═════ Dataset excerpts

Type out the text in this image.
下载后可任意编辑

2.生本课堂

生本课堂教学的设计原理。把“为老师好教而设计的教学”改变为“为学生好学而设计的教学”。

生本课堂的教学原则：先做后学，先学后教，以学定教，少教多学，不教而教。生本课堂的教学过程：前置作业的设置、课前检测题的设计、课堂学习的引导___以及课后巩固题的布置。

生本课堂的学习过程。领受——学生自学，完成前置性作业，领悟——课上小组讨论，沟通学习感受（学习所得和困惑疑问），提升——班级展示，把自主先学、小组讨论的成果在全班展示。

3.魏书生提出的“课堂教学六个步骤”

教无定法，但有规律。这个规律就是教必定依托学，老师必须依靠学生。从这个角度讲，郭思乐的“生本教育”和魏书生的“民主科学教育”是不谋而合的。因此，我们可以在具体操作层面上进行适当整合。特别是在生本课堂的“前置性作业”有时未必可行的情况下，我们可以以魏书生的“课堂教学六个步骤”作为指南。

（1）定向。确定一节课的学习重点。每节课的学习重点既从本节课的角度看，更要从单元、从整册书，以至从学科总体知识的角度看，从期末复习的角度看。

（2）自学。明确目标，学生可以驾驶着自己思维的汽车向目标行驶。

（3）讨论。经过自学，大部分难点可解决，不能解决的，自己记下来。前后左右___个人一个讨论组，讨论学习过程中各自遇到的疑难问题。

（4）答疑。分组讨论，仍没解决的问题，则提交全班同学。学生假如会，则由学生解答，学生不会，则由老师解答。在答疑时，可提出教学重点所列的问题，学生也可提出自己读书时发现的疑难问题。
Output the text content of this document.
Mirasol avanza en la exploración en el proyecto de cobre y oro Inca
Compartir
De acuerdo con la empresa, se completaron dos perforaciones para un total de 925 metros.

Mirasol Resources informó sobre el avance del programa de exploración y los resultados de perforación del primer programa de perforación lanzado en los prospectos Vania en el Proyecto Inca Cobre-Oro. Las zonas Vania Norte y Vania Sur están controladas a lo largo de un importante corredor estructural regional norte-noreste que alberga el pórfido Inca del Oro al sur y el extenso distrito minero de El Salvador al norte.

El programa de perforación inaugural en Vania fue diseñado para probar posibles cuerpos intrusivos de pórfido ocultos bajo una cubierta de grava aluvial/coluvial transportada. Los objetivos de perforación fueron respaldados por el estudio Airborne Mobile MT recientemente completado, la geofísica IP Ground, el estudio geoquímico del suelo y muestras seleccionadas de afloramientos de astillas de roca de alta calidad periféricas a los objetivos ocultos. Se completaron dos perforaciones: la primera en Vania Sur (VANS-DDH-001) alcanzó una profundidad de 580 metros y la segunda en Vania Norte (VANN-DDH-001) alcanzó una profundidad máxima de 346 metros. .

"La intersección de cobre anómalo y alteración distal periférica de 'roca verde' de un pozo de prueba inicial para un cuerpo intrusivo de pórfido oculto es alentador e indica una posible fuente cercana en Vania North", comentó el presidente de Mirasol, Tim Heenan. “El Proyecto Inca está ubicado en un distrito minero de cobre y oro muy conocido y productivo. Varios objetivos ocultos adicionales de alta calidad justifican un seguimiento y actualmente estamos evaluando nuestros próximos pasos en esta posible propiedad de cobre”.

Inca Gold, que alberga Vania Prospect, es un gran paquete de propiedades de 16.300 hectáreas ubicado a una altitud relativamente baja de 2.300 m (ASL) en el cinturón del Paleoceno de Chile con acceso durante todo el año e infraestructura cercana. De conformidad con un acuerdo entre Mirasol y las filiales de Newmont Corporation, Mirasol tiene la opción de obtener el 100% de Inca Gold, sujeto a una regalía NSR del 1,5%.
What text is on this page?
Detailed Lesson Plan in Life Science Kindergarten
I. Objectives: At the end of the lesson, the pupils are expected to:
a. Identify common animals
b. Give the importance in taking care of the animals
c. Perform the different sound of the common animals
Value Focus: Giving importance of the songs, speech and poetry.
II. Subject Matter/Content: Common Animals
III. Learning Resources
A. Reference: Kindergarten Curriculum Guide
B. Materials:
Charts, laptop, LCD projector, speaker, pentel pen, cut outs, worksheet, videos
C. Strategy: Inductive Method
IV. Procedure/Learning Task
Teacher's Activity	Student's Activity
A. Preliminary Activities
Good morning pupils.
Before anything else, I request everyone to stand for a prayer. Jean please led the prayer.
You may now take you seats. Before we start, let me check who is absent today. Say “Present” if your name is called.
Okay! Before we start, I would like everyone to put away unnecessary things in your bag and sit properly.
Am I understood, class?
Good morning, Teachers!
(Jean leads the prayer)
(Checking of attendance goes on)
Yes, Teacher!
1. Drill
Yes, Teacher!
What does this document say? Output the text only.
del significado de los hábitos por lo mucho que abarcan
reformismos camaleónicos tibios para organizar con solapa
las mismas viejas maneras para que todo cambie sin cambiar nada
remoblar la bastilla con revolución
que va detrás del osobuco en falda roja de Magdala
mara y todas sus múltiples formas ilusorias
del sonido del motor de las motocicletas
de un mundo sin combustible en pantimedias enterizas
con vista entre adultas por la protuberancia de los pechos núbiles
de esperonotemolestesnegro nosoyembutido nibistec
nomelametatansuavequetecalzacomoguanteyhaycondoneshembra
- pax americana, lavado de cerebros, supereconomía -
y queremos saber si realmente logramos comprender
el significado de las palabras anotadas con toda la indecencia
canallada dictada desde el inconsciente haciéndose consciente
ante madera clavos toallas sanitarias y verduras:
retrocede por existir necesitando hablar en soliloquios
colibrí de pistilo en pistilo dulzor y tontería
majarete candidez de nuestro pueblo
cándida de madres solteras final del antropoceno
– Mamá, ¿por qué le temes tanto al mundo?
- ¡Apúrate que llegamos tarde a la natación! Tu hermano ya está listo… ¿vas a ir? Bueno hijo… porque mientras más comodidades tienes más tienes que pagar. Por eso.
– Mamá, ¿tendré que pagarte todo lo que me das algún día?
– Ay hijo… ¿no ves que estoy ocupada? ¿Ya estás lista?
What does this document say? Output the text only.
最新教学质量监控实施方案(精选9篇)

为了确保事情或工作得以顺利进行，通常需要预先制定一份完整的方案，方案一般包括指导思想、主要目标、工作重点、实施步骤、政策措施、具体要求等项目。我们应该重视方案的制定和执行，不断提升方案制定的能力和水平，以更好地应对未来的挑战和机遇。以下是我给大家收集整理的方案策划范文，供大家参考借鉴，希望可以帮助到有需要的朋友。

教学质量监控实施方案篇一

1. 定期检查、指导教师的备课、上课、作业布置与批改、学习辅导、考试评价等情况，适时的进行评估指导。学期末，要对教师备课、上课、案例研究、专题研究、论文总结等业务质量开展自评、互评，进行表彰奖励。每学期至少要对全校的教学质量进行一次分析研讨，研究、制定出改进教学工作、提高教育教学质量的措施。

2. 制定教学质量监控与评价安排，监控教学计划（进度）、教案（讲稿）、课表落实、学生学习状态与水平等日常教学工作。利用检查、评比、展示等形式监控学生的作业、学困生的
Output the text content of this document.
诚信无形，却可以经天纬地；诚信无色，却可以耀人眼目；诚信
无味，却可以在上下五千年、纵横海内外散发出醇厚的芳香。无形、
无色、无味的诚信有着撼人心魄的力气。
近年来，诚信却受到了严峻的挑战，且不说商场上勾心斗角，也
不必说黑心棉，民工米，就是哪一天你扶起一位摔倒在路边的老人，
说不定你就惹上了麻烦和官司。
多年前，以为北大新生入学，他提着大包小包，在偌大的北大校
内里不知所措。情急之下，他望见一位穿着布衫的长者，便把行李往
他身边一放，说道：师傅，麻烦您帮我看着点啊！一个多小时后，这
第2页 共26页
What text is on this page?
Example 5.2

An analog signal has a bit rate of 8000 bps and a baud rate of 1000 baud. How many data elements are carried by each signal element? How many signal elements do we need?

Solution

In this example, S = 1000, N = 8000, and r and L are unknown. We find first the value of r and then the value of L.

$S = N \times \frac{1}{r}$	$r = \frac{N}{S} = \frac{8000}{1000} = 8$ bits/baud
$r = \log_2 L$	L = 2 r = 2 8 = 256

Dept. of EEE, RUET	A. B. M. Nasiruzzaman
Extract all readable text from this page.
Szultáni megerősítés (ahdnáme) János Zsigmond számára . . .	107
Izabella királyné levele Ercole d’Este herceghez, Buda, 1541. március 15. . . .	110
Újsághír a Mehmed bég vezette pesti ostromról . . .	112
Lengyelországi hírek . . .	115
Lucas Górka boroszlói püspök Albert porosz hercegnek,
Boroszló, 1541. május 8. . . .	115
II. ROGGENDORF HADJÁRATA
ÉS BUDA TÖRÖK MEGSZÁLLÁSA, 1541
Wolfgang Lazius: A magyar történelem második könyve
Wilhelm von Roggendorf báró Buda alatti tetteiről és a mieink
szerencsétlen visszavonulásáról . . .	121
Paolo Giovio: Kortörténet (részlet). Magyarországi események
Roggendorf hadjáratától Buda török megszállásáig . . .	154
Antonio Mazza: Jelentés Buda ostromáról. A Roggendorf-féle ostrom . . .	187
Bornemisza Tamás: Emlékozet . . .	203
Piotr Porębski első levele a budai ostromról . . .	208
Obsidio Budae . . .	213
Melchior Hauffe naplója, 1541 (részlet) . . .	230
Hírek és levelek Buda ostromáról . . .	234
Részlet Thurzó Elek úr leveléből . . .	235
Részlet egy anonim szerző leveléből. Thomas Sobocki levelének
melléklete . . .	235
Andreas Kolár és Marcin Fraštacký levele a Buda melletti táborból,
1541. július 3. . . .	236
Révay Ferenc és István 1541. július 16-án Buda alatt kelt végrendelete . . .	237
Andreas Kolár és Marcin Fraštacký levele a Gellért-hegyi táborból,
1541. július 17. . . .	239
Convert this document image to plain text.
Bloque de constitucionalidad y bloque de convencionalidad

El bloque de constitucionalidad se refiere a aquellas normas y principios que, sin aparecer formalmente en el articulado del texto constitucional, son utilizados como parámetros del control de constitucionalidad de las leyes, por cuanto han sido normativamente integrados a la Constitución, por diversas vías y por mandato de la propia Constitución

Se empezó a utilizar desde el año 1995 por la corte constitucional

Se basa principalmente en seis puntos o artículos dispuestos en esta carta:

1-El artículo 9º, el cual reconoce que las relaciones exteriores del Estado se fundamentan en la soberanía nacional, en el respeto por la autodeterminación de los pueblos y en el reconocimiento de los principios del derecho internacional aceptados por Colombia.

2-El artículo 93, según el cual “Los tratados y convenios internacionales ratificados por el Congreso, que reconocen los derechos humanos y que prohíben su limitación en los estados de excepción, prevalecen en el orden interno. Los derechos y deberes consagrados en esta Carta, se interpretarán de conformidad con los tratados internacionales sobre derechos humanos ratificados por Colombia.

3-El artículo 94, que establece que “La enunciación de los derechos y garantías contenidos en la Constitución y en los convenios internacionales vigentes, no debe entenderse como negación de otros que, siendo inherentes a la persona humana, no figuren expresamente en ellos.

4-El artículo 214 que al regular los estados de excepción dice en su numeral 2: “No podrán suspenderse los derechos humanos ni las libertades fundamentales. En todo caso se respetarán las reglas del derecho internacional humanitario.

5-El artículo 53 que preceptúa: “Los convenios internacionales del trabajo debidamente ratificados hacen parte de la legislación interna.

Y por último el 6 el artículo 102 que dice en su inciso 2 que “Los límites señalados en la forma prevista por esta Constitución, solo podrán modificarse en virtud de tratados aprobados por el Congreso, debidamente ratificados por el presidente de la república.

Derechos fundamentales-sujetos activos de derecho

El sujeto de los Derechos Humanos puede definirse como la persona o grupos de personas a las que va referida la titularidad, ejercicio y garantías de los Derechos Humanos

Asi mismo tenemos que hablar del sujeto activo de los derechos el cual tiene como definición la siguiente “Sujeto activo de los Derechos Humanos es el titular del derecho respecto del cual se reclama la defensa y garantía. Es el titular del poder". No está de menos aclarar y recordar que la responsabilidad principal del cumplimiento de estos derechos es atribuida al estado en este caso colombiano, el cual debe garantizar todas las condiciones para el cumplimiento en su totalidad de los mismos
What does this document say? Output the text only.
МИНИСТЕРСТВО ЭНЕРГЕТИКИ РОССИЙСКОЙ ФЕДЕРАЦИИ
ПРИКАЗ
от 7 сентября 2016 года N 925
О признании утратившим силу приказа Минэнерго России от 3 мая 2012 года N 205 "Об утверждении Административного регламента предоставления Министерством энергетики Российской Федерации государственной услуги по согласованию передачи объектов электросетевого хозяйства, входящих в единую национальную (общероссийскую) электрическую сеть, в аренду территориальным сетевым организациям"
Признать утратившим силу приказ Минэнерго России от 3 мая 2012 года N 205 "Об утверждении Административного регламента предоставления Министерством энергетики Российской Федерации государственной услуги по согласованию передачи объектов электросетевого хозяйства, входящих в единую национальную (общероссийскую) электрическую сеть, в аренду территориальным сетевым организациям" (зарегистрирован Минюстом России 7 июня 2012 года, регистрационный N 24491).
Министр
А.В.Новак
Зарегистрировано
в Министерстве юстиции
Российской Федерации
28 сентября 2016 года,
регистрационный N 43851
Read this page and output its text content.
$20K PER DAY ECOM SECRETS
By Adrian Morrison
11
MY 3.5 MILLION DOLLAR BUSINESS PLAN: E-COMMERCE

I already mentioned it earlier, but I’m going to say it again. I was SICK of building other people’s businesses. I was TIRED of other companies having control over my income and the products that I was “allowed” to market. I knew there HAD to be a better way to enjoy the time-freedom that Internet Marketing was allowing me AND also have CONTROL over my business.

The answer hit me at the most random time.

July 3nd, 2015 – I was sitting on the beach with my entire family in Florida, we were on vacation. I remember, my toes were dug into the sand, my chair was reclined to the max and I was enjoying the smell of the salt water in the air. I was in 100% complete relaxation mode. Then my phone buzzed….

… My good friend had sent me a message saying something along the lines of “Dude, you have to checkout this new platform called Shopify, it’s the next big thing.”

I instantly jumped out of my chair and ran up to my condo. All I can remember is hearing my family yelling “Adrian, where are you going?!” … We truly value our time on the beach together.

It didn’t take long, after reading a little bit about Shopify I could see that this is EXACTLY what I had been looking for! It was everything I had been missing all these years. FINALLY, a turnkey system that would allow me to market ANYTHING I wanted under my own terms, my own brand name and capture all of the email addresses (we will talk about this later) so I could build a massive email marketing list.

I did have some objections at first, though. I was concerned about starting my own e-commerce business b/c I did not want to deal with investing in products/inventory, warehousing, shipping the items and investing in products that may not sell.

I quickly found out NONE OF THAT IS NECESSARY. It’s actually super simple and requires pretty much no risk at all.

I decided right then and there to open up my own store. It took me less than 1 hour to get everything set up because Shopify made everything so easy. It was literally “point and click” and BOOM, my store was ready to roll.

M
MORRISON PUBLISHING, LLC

══════════

Task goal:
Scan the material above. Return every line containing the string "сетевым".

The answer:
О признании утратившим силу приказа Минэнерго России от 3 мая 2012 года N 205 "Об утверждении Административного регламента предоставления Министерством энергетики Российской Федерации государственной услуги по согласованию передачи объектов электросетевого хозяйства, входящих в единую национальную (общероссийскую) электрическую сеть, в аренду территориальным сетевым организациям"
Признать утратившим силу приказ Минэнерго России от 3 мая 2012 года N 205 "Об утверждении Административного регламента предоставления Министерством энергетики Российской Федерации государственной услуги по согласованию передачи объектов электросетевого хозяйства, входящих в единую национальную (общероссийскую) электрическую сеть, в аренду территориальным сетевым организациям" (зарегистрирован Минюстом России 7 июня 2012 года, регистрационный N 24491).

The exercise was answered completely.